===== SOURCE RECORDS
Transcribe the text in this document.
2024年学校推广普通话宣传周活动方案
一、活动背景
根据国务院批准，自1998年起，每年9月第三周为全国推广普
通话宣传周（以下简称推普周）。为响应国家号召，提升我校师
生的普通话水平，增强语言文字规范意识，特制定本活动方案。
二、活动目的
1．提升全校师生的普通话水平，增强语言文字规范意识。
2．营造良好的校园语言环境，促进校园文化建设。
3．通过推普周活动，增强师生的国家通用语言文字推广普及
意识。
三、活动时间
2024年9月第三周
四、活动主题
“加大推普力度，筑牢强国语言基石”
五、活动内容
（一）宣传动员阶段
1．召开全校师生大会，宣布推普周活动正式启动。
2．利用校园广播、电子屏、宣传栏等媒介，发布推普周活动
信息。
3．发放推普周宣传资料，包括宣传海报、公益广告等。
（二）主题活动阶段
==========
■ **EXERCISE DETAILS**: Which lines include "增强语言文字规范意识"? Copy each of them out.

■ **TASK RESULT**:
生的普通话水平，增强语言文字规范意识，特制定本活动方案。
1．提升全校师生的普通话水平，增强语言文字规范意识。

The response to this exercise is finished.